━━ EXTRAIT DE PAGE ━━

Coupe du monde de rugby 2023 - La question qui fâche : la demi-finale indigente Angleterre - Afrique du Sud est-elle inquiétante pour le rugby ?
Les Sud-Africains ont fini par s’en sortir. Bousculés par des Anglais au plan de jeu restrictif mais bougrement courageux, les champions du monde sont allés se chercher une deuxième finale consécutive grâce à un essai de RG Snyman et une dernière pénalité de Pollard. Mais cette demie proche du néant, est-elle inquiétante pour l'avenir et la popularité du rugby ?
Emmanuel Macron aurait peut-être dû attendre la demi-finale de samedi soir entre l’Angleterre et l’Afrique du Sud avant d’affirmer (que) "le souffle du rugby ne s’arrêtera pas au soir du 28 octobre" et de promettre "de renforcer la place du rugby en France, à l’école, chez les jeunes et auprès du grand public." Cet affrontement, que certains jugeront légendaire, en a dépité plus d’un devant le poste, et on ne peut pas dire que l’ambiance tiédasse du Stade de France a rendu cette opposition mythique, glorieuse, fabuleuse. Les raisons de notre insolence ? L’absence totale de jeu, pardi ! Et même de prises d’initiatives, de débordements, de phases de jeu interminables, et de rythme. Surtout de rythme. Car je ne sais pas vous, mais l’ennui profond de ce spectacle, à bien des égards affligeant, nous fit ouvrir le calendrier pour savoir à quelle heure se jouait le prochain match du Top 14. Et ce n'est pas le temps de jeu effectif de 31 minutes et 58 secondes selon World Rugby (quand le ballon est en l'air, ça compte !), qui fera changer d'avis les bailleurs du samedi soir.

━━━
━━ DONNÉES EXTRAITES ━━

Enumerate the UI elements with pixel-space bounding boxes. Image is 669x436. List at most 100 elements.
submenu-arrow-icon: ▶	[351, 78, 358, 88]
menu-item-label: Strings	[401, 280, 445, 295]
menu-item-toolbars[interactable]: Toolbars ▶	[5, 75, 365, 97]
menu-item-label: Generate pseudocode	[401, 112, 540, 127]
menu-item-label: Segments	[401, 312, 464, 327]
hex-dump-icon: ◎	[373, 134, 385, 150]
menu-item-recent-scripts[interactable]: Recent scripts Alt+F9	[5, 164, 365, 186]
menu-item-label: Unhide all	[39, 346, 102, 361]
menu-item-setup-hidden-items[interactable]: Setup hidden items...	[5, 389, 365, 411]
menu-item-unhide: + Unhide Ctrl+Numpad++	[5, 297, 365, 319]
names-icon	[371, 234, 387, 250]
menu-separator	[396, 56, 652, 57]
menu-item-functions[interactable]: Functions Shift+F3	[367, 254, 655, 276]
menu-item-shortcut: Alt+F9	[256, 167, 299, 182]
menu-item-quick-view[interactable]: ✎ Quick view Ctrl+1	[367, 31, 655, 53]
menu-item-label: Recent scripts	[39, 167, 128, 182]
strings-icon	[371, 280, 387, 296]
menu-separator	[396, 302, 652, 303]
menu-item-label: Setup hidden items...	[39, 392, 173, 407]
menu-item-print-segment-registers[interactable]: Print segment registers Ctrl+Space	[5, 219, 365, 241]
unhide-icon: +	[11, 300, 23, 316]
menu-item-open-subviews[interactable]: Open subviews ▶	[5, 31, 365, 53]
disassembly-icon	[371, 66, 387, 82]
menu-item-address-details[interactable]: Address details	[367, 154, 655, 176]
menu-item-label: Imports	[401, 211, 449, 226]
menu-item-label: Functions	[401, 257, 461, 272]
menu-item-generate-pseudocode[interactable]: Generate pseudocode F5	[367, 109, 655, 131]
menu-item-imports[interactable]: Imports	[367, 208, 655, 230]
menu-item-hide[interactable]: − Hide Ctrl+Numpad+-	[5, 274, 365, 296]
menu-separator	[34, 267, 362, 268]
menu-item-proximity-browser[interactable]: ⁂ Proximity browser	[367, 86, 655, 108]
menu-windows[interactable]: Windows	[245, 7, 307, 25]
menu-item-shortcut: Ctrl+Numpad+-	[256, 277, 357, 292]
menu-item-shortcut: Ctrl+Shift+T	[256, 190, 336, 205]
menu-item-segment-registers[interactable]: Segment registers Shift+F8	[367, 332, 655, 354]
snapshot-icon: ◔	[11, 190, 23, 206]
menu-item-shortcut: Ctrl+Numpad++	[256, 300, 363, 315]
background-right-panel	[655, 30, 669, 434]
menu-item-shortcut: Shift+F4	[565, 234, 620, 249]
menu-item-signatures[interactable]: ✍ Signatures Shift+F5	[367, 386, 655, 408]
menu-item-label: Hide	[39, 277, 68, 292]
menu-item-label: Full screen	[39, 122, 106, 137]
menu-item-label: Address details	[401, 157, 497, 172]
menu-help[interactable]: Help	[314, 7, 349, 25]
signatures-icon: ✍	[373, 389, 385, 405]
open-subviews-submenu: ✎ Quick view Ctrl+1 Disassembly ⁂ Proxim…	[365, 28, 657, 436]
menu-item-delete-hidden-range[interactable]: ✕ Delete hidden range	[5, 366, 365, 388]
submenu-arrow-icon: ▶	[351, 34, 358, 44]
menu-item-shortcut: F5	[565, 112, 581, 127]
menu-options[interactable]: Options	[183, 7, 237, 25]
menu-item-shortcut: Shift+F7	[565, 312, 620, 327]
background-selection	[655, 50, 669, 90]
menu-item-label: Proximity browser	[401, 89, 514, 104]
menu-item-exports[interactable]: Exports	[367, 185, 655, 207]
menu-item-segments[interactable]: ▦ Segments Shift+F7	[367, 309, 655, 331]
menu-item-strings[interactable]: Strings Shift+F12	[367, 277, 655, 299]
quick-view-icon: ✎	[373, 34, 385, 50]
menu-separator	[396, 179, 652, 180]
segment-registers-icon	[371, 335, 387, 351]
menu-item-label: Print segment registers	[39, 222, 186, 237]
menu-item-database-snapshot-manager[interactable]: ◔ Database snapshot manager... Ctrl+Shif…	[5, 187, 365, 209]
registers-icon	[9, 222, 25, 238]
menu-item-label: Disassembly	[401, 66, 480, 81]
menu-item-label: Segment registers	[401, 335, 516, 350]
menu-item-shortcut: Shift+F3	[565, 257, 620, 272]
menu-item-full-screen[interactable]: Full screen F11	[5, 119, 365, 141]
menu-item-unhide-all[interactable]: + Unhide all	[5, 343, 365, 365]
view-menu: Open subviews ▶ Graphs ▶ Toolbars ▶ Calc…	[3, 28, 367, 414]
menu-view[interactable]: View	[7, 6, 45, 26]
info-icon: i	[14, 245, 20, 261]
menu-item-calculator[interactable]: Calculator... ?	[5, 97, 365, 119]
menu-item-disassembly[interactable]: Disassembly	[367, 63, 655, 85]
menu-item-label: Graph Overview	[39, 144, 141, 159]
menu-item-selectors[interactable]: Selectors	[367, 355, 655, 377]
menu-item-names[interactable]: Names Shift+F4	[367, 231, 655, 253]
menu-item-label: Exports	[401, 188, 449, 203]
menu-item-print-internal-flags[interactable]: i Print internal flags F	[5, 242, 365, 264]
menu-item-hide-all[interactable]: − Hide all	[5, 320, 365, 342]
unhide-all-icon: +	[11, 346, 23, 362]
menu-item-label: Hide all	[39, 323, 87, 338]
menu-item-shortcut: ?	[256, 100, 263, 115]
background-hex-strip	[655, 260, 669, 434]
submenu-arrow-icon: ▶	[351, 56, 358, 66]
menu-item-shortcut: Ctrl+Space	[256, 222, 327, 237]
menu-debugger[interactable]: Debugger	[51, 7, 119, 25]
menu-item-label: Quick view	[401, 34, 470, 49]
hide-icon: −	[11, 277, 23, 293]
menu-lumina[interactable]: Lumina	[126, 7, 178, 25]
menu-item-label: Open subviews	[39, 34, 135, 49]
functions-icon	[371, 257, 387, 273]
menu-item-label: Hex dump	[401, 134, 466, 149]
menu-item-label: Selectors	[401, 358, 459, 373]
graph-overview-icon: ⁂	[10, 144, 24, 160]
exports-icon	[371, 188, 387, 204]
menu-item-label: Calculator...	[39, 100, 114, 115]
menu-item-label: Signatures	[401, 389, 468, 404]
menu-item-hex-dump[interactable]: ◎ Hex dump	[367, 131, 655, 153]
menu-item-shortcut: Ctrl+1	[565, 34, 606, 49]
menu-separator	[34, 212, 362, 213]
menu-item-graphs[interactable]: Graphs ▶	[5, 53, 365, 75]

━━━

CONSIGNES DE TRAVAIL
1. Dans l'article sur la demi-finale Angleterre - Afrique du Sud, qu'est-ce qui a poussé l'auteur à chercher l'horaire du prochain match du Top 14 ?
2. Poursuivez l'article sur la demi-finale Angleterre - Afrique du Sud à partir de sa dernière phrase.

RÉPONSES DANS L'ORDRE
1. C'est l'ennui profond causé par ce spectacle, qu'il juge affligeant à bien des égards. Cet ennui venait de l'absence totale de jeu, d'initiatives et de débordements, et surtout du manque de rythme.

2.
Les Anglais ont joué au pied 93 % de leurs possessions
Promis, aucune malhonnêteté ne vient polluer ce préambule au nom d’une quelconque amertume d’avoir vu l’équipe de France se faire éliminer bien trop tôt dans la compétition. Cette revanche de la dernière Coupe Webb Ellis avait de la gueule sur le papier après tout. L’Angleterre, dernière représentante du Nord, seule contre tous et contre les géants Sud Af’ : il y avait une certaine forme de logique historique et même de panache à voir l’enceinte parisienne soutenir les sujets de Sa Majesté. Un mot aussi pour nos amis météorologues : la pluie interminable qui tombait sur Saint-Denis toute la soirée rendait difficile les conditions de jeu. On le vit bien sur les "pizzas" envoyées par les talonneurs des deux équipes, mention spéciale à Jamie George en deuxième période qui eut le mérite de nous faire sourire sur son lancer cirqueste. Reste qu’eu égard des attentes légitimes que représente une demi-finale de Coupe du monde censée être la crème de la crème de notre sport, ce n’est pas suffisant. C’est même décevant. En témoignent ces deux statistiques édifiantes : 93 % des ballons qu’ils ont eus à négocier, les Anglais l'ont fait au pied (69 % pour l’Afrique du Sud). Pierre Villepreux a forcément éteint sa télévision avant la mi-temps. Malgré cet ennui profond, ce spectacle offrit une fin de match à suspense, où faute d’autre choix, les coéquipiers de Farrell réussirent à se faire plus de trois passes. Comme quoi...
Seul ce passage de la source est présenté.